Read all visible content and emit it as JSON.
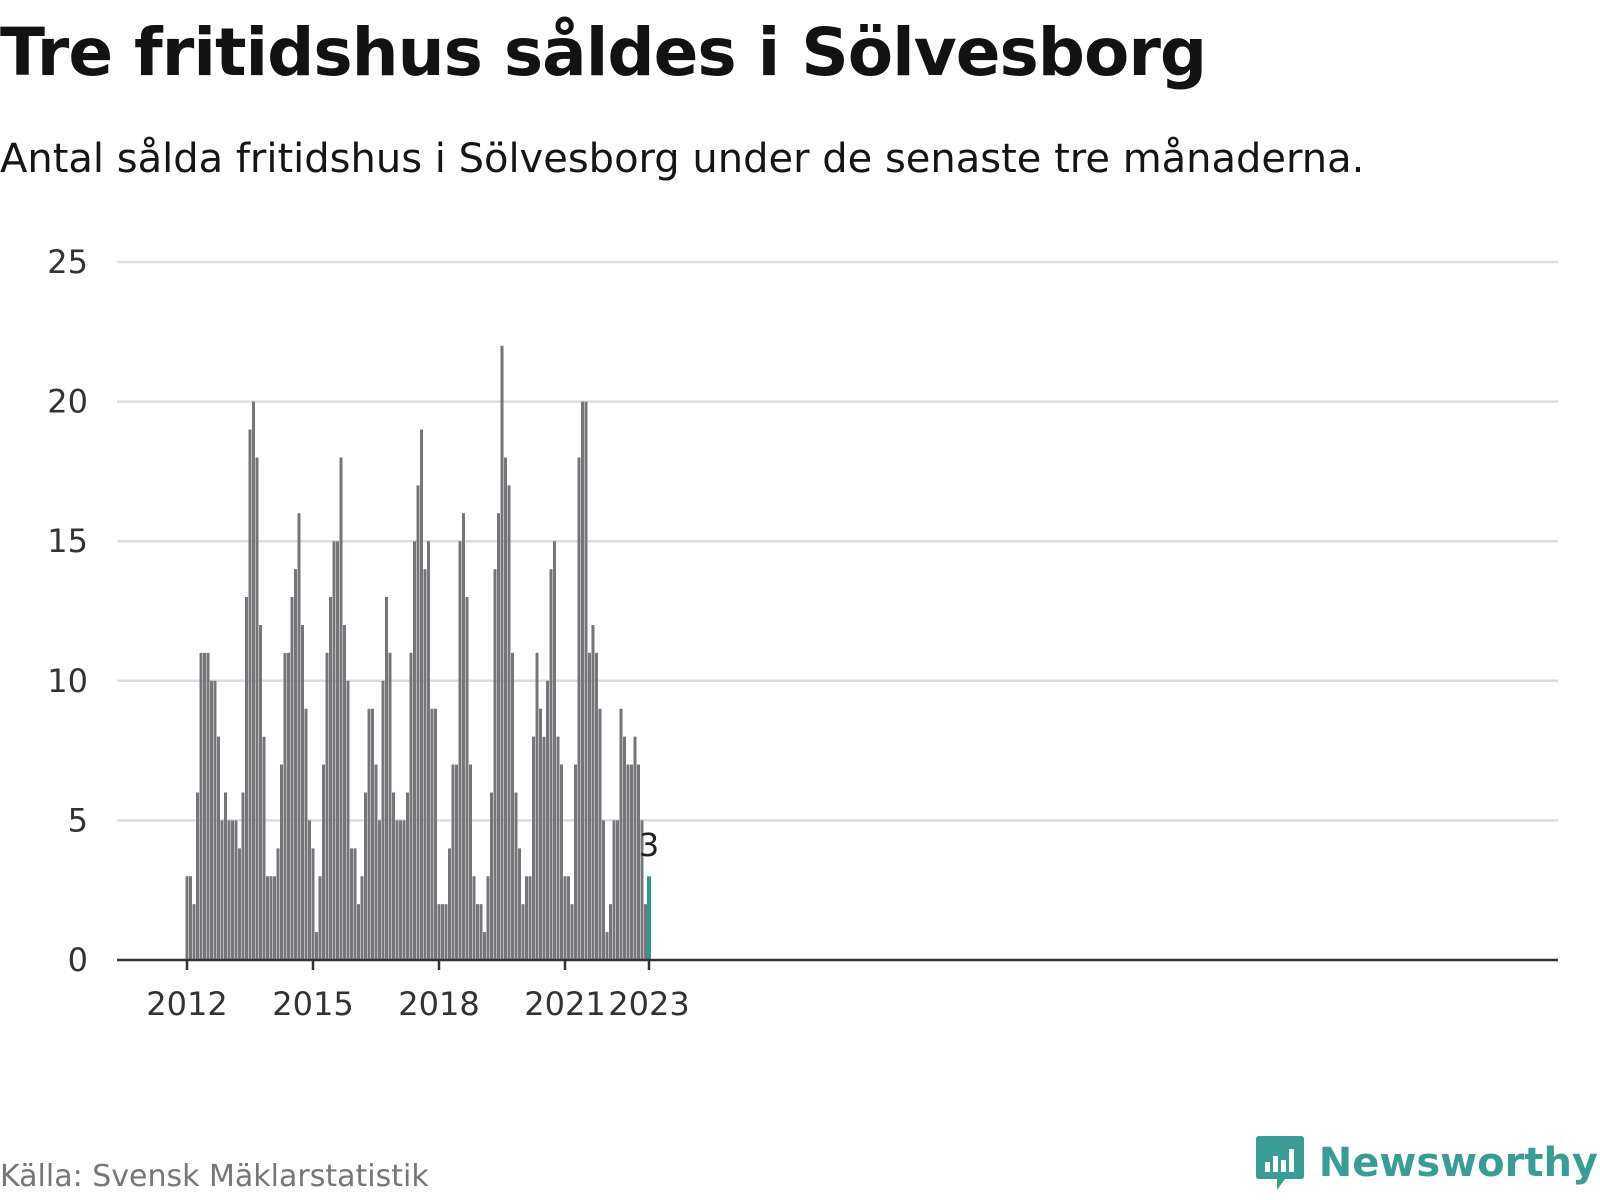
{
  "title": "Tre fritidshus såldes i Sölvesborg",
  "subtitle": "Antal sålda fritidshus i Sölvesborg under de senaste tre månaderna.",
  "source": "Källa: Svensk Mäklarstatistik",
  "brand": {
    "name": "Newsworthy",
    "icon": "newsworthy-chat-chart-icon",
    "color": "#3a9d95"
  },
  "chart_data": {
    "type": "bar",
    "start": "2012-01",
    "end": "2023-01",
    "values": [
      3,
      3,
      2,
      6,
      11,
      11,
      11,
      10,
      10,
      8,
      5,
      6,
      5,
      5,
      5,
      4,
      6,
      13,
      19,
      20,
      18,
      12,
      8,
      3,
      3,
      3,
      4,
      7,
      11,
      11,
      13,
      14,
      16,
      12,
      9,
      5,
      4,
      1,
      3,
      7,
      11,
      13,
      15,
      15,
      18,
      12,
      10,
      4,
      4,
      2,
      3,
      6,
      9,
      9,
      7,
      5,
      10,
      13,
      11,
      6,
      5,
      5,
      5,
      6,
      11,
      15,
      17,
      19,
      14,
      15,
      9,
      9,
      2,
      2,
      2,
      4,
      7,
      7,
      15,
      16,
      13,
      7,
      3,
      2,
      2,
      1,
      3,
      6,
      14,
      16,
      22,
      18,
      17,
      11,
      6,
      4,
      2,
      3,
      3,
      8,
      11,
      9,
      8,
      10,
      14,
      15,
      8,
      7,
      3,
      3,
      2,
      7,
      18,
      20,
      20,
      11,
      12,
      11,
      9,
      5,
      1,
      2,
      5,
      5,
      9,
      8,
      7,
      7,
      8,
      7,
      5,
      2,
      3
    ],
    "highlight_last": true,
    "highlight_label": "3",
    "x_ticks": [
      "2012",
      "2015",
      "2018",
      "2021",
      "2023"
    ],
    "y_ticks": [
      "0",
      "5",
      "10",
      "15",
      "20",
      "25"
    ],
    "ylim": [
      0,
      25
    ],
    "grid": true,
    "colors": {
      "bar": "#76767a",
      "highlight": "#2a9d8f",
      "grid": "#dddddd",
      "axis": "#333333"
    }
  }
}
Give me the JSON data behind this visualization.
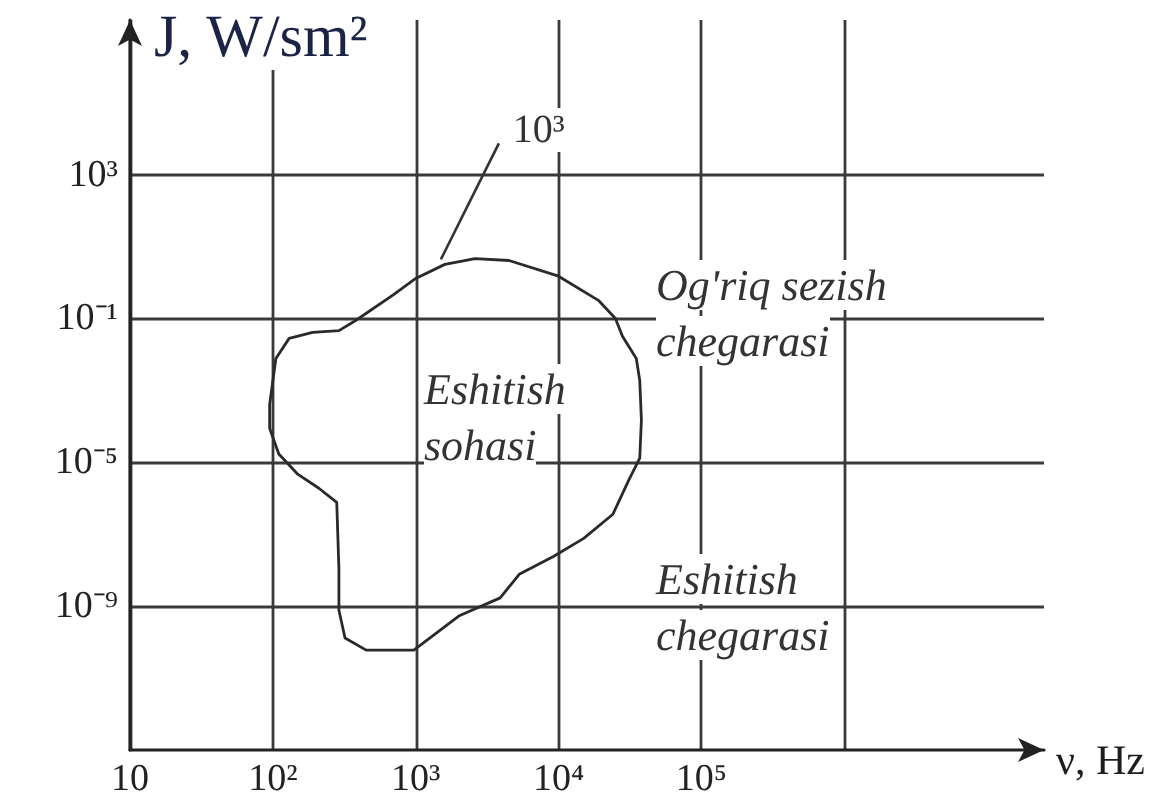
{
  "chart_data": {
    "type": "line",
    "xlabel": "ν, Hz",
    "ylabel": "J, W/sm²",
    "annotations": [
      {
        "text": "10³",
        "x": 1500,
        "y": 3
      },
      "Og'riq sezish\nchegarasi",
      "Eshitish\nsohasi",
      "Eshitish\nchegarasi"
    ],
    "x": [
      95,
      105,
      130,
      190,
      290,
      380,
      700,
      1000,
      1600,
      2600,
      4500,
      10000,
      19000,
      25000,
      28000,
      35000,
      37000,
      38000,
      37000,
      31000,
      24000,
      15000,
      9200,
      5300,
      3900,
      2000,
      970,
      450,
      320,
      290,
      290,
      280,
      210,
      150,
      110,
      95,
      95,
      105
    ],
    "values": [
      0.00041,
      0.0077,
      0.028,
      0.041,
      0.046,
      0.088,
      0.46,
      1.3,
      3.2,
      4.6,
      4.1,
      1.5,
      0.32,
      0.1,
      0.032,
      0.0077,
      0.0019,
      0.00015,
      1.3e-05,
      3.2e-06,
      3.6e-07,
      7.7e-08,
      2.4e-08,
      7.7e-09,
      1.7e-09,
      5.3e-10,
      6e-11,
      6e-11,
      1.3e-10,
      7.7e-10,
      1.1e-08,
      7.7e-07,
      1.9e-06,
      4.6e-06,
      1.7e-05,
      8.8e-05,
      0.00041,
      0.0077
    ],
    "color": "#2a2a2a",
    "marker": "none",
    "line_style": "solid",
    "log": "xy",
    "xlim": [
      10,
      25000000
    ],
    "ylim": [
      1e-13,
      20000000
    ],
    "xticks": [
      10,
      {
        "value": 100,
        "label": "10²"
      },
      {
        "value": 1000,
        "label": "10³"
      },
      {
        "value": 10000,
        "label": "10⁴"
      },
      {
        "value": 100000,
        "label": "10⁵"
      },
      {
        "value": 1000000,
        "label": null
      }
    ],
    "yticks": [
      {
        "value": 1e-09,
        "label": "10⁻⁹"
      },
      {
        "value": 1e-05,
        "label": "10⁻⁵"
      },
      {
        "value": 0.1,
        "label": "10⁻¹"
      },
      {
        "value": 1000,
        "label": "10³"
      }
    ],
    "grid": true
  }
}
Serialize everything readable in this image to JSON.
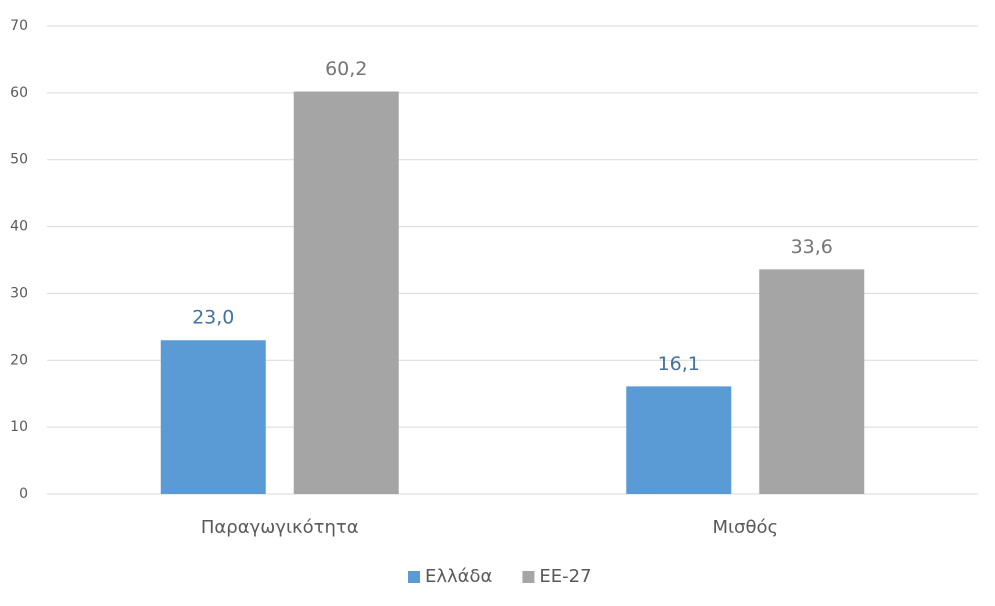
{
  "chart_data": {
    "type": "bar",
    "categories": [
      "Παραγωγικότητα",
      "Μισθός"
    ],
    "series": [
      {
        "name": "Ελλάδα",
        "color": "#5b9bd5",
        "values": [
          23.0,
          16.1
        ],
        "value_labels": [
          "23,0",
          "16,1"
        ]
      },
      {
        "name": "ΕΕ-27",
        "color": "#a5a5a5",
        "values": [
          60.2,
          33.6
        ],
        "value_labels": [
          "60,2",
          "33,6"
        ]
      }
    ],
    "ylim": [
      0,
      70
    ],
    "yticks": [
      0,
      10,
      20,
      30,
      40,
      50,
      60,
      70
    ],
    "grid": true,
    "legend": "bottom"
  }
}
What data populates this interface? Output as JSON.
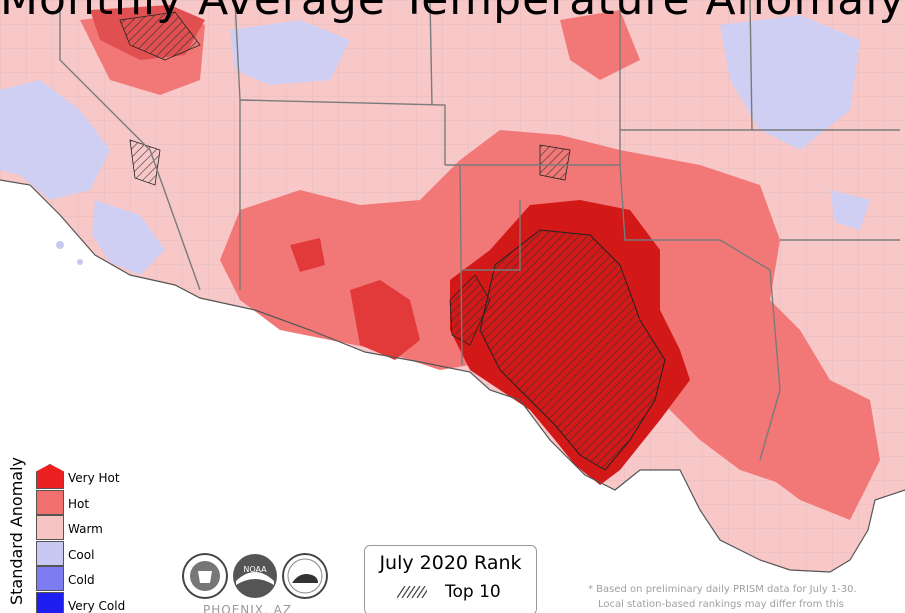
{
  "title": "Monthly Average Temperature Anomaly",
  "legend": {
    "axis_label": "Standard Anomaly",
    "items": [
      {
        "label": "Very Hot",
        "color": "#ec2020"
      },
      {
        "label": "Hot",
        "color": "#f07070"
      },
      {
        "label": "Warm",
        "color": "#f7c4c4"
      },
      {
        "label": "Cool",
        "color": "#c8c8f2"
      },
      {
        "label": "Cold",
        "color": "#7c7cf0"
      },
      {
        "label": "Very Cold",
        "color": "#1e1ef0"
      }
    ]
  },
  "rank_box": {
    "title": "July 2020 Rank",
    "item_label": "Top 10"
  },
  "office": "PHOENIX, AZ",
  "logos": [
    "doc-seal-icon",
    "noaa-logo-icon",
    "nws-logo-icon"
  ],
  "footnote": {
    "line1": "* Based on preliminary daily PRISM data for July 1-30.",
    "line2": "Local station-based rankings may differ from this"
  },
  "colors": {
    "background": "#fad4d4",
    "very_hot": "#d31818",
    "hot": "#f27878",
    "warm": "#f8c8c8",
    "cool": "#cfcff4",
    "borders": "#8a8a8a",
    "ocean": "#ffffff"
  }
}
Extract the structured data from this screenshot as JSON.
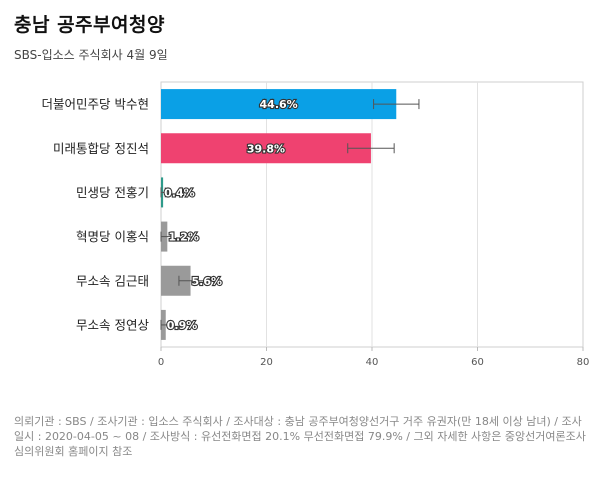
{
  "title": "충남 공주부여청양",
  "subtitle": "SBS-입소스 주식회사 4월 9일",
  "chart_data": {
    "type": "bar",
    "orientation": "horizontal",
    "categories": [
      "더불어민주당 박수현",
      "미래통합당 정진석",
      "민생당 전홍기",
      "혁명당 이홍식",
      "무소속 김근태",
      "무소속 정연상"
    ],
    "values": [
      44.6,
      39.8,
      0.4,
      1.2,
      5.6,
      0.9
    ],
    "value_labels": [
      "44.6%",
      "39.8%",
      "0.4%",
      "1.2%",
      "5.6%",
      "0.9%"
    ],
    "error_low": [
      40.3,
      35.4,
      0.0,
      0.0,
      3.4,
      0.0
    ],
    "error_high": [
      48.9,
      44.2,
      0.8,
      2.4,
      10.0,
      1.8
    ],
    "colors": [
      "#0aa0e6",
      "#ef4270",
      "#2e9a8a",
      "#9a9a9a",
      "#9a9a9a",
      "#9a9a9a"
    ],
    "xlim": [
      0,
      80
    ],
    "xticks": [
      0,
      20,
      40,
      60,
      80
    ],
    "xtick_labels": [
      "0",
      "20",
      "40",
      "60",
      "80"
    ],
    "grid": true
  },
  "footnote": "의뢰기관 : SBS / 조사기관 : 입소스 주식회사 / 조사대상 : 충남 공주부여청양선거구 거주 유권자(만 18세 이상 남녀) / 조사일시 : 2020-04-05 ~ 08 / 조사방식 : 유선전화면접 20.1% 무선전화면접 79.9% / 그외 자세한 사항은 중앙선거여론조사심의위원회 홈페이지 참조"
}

----

Pick out and copy every line that contains the word "footnote".

  "footnote": {
  "footnote": "의뢰기관 : SBS / 조사기관 : 입소스 주식회사 / 조사대상 : 충남 공주부여청양선거구 거주 유권자(만 18세 이상 남녀) / 조사일시 : 2020-04-05 ~ 08 / 조사방식 : 유선전화면접 20.1% 무선전화면접 79.9% / 그외 자세한 사항은 중앙선거여론조사심의위원회 홈페이지 참조"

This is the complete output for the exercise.